> Problem to work on:
Retype each entry below exactly as it stands.

> Input records:
** BEGIN **
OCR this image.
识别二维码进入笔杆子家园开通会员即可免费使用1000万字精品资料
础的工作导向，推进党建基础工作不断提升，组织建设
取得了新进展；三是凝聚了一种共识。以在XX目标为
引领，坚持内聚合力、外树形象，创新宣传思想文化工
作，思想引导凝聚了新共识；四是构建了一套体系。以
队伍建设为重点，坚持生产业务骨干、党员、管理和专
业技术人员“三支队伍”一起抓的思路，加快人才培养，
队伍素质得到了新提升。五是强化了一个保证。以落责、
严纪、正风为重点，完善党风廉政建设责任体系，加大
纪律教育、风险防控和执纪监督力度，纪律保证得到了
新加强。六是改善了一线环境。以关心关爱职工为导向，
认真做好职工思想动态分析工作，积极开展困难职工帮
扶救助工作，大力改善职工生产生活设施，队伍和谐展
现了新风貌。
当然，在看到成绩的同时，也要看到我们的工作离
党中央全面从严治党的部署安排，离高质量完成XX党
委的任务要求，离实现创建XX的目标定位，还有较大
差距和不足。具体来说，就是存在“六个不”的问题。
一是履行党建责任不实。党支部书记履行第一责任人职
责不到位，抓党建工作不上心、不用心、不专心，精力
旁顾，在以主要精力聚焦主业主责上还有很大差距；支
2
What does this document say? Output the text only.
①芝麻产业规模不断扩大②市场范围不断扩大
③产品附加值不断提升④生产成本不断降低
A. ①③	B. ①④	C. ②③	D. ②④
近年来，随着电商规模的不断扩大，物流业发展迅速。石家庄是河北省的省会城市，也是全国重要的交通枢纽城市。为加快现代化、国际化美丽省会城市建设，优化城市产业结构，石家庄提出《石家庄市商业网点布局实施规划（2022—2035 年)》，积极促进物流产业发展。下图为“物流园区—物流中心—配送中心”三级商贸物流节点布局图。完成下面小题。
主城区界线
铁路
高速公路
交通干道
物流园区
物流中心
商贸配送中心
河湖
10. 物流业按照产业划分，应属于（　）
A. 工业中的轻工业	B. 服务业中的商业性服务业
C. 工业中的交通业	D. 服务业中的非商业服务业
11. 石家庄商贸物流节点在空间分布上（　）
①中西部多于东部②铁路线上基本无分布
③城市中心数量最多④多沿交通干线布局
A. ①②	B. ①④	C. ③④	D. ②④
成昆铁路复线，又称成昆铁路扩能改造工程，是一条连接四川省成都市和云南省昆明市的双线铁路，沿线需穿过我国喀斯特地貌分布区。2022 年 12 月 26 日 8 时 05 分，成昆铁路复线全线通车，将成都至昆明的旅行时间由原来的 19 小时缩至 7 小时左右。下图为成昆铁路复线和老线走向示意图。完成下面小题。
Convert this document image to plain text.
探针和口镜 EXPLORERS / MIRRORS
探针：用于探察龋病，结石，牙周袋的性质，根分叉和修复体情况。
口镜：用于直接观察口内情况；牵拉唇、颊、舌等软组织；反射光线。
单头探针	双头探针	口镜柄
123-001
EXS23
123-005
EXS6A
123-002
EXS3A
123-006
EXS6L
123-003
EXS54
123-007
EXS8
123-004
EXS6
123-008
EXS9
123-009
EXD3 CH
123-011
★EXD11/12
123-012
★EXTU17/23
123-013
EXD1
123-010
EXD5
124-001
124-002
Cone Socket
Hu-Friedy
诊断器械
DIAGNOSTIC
** END **
> Solution to the problem:
OCR this image.
识别二维码进入笔杆子家园开通会员即可免费使用1000万字精品资料
础的工作导向，推进党建基础工作不断提升，组织建设
取得了新进展；三是凝聚了一种共识。以在XX目标为
引领，坚持内聚合力、外树形象，创新宣传思想文化工
作，思想引导凝聚了新共识；四是构建了一套体系。以
队伍建设为重点，坚持生产业务骨干、党员、管理和专
业技术人员“三支队伍”一起抓的思路，加快人才培养，
队伍素质得到了新提升。五是强化了一个保证。以落责、
严纪、正风为重点，完善党风廉政建设责任体系，加大
纪律教育、风险防控和执纪监督力度，纪律保证得到了
新加强。六是改善了一线环境。以关心关爱职工为导向，
认真做好职工思想动态分析工作，积极开展困难职工帮
扶救助工作，大力改善职工生产生活设施，队伍和谐展
现了新风貌。
当然，在看到成绩的同时，也要看到我们的工作离
党中央全面从严治党的部署安排，离高质量完成XX党
委的任务要求，离实现创建XX的目标定位，还有较大
差距和不足。具体来说，就是存在“六个不”的问题。
一是履行党建责任不实。党支部书记履行第一责任人职
责不到位，抓党建工作不上心、不用心、不专心，精力
旁顾，在以主要精力聚焦主业主责上还有很大差距；支
2
What does this document say? Output the text only.
①芝麻产业规模不断扩大②市场范围不断扩大
③产品附加值不断提升④生产成本不断降低
A. ①③	B. ①④	C. ②③	D. ②④
近年来，随着电商规模的不断扩大，物流业发展迅速。石家庄是河北省的省会城市，也是全国重要的交通枢纽城市。为加快现代化、国际化美丽省会城市建设，优化城市产业结构，石家庄提出《石家庄市商业网点布局实施规划（2022—2035 年)》，积极促进物流产业发展。下图为“物流园区—物流中心—配送中心”三级商贸物流节点布局图。完成下面小题。
主城区界线
铁路
高速公路
交通干道
物流园区
物流中心
商贸配送中心
河湖
10. 物流业按照产业划分，应属于（　）
A. 工业中的轻工业	B. 服务业中的商业性服务业
C. 工业中的交通业	D. 服务业中的非商业服务业
11. 石家庄商贸物流节点在空间分布上（　）
①中西部多于东部②铁路线上基本无分布
③城市中心数量最多④多沿交通干线布局
A. ①②	B. ①④	C. ③④	D. ②④
成昆铁路复线，又称成昆铁路扩能改造工程，是一条连接四川省成都市和云南省昆明市的双线铁路，沿线需穿过我国喀斯特地貌分布区。2022 年 12 月 26 日 8 时 05 分，成昆铁路复线全线通车，将成都至昆明的旅行时间由原来的 19 小时缩至 7 小时左右。下图为成昆铁路复线和老线走向示意图。完成下面小题。
Convert this document image to plain text.
探针和口镜 EXPLORERS / MIRRORS
探针：用于探察龋病，结石，牙周袋的性质，根分叉和修复体情况。
口镜：用于直接观察口内情况；牵拉唇、颊、舌等软组织；反射光线。
单头探针	双头探针	口镜柄
123-001
EXS23
123-005
EXS6A
123-002
EXS3A
123-006
EXS6L
123-003
EXS54
123-007
EXS8
123-004
EXS6
123-008
EXS9
123-009
EXD3 CH
123-011
★EXD11/12
123-012
★EXTU17/23
123-013
EXD1
123-010
EXD5
124-001
124-002
Cone Socket
Hu-Friedy
诊断器械
DIAGNOSTIC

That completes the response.